YOUR OBJECTIVE: Write out the entries again exactly as they are given.

+++ SUPPLIED INFORMATION +++

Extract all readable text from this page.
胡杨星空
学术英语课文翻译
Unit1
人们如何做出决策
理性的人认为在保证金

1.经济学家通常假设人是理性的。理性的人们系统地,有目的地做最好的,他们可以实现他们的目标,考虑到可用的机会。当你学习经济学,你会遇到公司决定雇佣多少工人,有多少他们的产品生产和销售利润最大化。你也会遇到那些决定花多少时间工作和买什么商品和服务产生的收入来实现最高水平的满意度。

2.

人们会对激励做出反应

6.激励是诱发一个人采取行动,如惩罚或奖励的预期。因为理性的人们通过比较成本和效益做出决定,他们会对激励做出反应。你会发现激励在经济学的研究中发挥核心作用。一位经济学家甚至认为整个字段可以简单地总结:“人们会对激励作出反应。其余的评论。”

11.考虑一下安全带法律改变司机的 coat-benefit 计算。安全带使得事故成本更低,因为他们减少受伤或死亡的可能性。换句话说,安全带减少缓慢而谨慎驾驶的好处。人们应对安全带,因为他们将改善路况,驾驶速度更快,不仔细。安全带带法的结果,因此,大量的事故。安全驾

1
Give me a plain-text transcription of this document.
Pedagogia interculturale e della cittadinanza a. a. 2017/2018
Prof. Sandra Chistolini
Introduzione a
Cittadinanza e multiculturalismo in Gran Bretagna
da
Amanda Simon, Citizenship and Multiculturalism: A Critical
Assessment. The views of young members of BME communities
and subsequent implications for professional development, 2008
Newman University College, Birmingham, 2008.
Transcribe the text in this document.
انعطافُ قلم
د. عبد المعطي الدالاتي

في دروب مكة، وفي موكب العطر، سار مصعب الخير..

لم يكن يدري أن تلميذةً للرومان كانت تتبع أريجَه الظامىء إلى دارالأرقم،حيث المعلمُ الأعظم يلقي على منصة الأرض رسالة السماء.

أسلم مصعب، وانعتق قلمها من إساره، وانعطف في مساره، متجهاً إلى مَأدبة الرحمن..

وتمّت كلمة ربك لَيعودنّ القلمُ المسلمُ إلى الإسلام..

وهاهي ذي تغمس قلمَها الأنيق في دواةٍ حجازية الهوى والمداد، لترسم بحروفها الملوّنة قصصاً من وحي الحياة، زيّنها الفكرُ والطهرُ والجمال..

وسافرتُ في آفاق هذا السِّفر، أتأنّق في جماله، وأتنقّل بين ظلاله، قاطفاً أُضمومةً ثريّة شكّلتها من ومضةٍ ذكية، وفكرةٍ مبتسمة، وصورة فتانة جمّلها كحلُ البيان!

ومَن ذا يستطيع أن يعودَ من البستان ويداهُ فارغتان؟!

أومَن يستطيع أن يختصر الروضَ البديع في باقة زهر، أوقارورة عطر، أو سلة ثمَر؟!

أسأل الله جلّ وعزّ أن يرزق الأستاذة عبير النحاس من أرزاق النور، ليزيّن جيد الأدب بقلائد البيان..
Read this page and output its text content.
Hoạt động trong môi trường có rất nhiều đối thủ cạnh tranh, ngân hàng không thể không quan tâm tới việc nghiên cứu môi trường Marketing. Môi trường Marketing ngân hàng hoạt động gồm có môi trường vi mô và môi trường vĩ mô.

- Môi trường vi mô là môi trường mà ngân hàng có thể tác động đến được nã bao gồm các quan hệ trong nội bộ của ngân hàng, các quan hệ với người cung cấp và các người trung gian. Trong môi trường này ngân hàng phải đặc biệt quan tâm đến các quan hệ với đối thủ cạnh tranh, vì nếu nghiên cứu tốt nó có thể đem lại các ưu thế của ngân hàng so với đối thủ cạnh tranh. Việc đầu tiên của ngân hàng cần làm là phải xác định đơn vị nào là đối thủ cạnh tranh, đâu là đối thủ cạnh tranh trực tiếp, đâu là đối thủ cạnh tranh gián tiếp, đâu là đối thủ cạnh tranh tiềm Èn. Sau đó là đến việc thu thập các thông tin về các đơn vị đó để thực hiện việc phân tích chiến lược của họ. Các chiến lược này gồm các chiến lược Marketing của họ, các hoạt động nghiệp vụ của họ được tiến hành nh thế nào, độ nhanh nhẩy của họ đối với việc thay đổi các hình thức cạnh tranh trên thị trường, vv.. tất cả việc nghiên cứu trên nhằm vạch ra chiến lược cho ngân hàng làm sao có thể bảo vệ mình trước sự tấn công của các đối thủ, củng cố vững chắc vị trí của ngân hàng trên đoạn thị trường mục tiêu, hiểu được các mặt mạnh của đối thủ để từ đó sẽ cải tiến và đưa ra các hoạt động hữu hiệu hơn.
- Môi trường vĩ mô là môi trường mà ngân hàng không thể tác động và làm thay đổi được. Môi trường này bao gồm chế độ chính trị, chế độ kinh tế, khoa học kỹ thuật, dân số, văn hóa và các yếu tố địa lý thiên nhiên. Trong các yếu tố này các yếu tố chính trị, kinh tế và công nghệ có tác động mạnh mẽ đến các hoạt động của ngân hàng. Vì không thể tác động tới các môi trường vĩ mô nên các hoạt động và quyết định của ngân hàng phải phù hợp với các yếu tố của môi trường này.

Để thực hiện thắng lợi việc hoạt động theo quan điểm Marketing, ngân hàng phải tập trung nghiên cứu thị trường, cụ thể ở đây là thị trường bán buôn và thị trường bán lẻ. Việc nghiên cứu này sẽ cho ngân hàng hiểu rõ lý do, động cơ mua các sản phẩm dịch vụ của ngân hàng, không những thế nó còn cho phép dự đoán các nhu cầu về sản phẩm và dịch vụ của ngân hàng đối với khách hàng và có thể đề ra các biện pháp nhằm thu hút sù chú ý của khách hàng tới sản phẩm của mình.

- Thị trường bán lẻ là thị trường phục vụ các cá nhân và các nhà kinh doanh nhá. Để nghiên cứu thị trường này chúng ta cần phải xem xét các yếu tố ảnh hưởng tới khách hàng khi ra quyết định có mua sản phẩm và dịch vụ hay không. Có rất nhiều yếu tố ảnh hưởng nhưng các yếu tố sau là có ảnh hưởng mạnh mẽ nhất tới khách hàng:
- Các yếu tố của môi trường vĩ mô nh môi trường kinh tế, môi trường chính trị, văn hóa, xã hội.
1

+++

RESPONSE:
Extract all readable text from this page.
胡杨星空
学术英语课文翻译
Unit1
人们如何做出决策
理性的人认为在保证金

1.经济学家通常假设人是理性的。理性的人们系统地,有目的地做最好的,他们可以实现他们的目标,考虑到可用的机会。当你学习经济学,你会遇到公司决定雇佣多少工人,有多少他们的产品生产和销售利润最大化。你也会遇到那些决定花多少时间工作和买什么商品和服务产生的收入来实现最高水平的满意度。

2.

人们会对激励做出反应

6.激励是诱发一个人采取行动,如惩罚或奖励的预期。因为理性的人们通过比较成本和效益做出决定,他们会对激励做出反应。你会发现激励在经济学的研究中发挥核心作用。一位经济学家甚至认为整个字段可以简单地总结:“人们会对激励作出反应。其余的评论。”

11.考虑一下安全带法律改变司机的 coat-benefit 计算。安全带使得事故成本更低,因为他们减少受伤或死亡的可能性。换句话说,安全带减少缓慢而谨慎驾驶的好处。人们应对安全带,因为他们将改善路况,驾驶速度更快,不仔细。安全带带法的结果,因此,大量的事故。安全驾

1
Give me a plain-text transcription of this document.
Pedagogia interculturale e della cittadinanza a. a. 2017/2018
Prof. Sandra Chistolini
Introduzione a
Cittadinanza e multiculturalismo in Gran Bretagna
da
Amanda Simon, Citizenship and Multiculturalism: A Critical
Assessment. The views of young members of BME communities
and subsequent implications for professional development, 2008
Newman University College, Birmingham, 2008.
Transcribe the text in this document.
انعطافُ قلم
د. عبد المعطي الدالاتي

في دروب مكة، وفي موكب العطر، سار مصعب الخير..

لم يكن يدري أن تلميذةً للرومان كانت تتبع أريجَه الظامىء إلى دارالأرقم،حيث المعلمُ الأعظم يلقي على منصة الأرض رسالة السماء.

أسلم مصعب، وانعتق قلمها من إساره، وانعطف في مساره، متجهاً إلى مَأدبة الرحمن..

وتمّت كلمة ربك لَيعودنّ القلمُ المسلمُ إلى الإسلام..

وهاهي ذي تغمس قلمَها الأنيق في دواةٍ حجازية الهوى والمداد، لترسم بحروفها الملوّنة قصصاً من وحي الحياة، زيّنها الفكرُ والطهرُ والجمال..

وسافرتُ في آفاق هذا السِّفر، أتأنّق في جماله، وأتنقّل بين ظلاله، قاطفاً أُضمومةً ثريّة شكّلتها من ومضةٍ ذكية، وفكرةٍ مبتسمة، وصورة فتانة جمّلها كحلُ البيان!

ومَن ذا يستطيع أن يعودَ من البستان ويداهُ فارغتان؟!

أومَن يستطيع أن يختصر الروضَ البديع في باقة زهر، أوقارورة عطر، أو سلة ثمَر؟!

أسأل الله جلّ وعزّ أن يرزق الأستاذة عبير النحاس من أرزاق النور، ليزيّن جيد الأدب بقلائد البيان..
Read this page and output its text content.
Hoạt động trong môi trường có rất nhiều đối thủ cạnh tranh, ngân hàng không thể không quan tâm tới việc nghiên cứu môi trường Marketing. Môi trường Marketing ngân hàng hoạt động gồm có môi trường vi mô và môi trường vĩ mô.

- Môi trường vi mô là môi trường mà ngân hàng có thể tác động đến được nã bao gồm các quan hệ trong nội bộ của ngân hàng, các quan hệ với người cung cấp và các người trung gian. Trong môi trường này ngân hàng phải đặc biệt quan tâm đến các quan hệ với đối thủ cạnh tranh, vì nếu nghiên cứu tốt nó có thể đem lại các ưu thế của ngân hàng so với đối thủ cạnh tranh. Việc đầu tiên của ngân hàng cần làm là phải xác định đơn vị nào là đối thủ cạnh tranh, đâu là đối thủ cạnh tranh trực tiếp, đâu là đối thủ cạnh tranh gián tiếp, đâu là đối thủ cạnh tranh tiềm Èn. Sau đó là đến việc thu thập các thông tin về các đơn vị đó để thực hiện việc phân tích chiến lược của họ. Các chiến lược này gồm các chiến lược Marketing của họ, các hoạt động nghiệp vụ của họ được tiến hành nh thế nào, độ nhanh nhẩy của họ đối với việc thay đổi các hình thức cạnh tranh trên thị trường, vv.. tất cả việc nghiên cứu trên nhằm vạch ra chiến lược cho ngân hàng làm sao có thể bảo vệ mình trước sự tấn công của các đối thủ, củng cố vững chắc vị trí của ngân hàng trên đoạn thị trường mục tiêu, hiểu được các mặt mạnh của đối thủ để từ đó sẽ cải tiến và đưa ra các hoạt động hữu hiệu hơn.
- Môi trường vĩ mô là môi trường mà ngân hàng không thể tác động và làm thay đổi được. Môi trường này bao gồm chế độ chính trị, chế độ kinh tế, khoa học kỹ thuật, dân số, văn hóa và các yếu tố địa lý thiên nhiên. Trong các yếu tố này các yếu tố chính trị, kinh tế và công nghệ có tác động mạnh mẽ đến các hoạt động của ngân hàng. Vì không thể tác động tới các môi trường vĩ mô nên các hoạt động và quyết định của ngân hàng phải phù hợp với các yếu tố của môi trường này.

Để thực hiện thắng lợi việc hoạt động theo quan điểm Marketing, ngân hàng phải tập trung nghiên cứu thị trường, cụ thể ở đây là thị trường bán buôn và thị trường bán lẻ. Việc nghiên cứu này sẽ cho ngân hàng hiểu rõ lý do, động cơ mua các sản phẩm dịch vụ của ngân hàng, không những thế nó còn cho phép dự đoán các nhu cầu về sản phẩm và dịch vụ của ngân hàng đối với khách hàng và có thể đề ra các biện pháp nhằm thu hút sù chú ý của khách hàng tới sản phẩm của mình.

- Thị trường bán lẻ là thị trường phục vụ các cá nhân và các nhà kinh doanh nhá. Để nghiên cứu thị trường này chúng ta cần phải xem xét các yếu tố ảnh hưởng tới khách hàng khi ra quyết định có mua sản phẩm và dịch vụ hay không. Có rất nhiều yếu tố ảnh hưởng nhưng các yếu tố sau là có ảnh hưởng mạnh mẽ nhất tới khách hàng:
- Các yếu tố của môi trường vĩ mô nh môi trường kinh tế, môi trường chính trị, văn hóa, xã hội.
1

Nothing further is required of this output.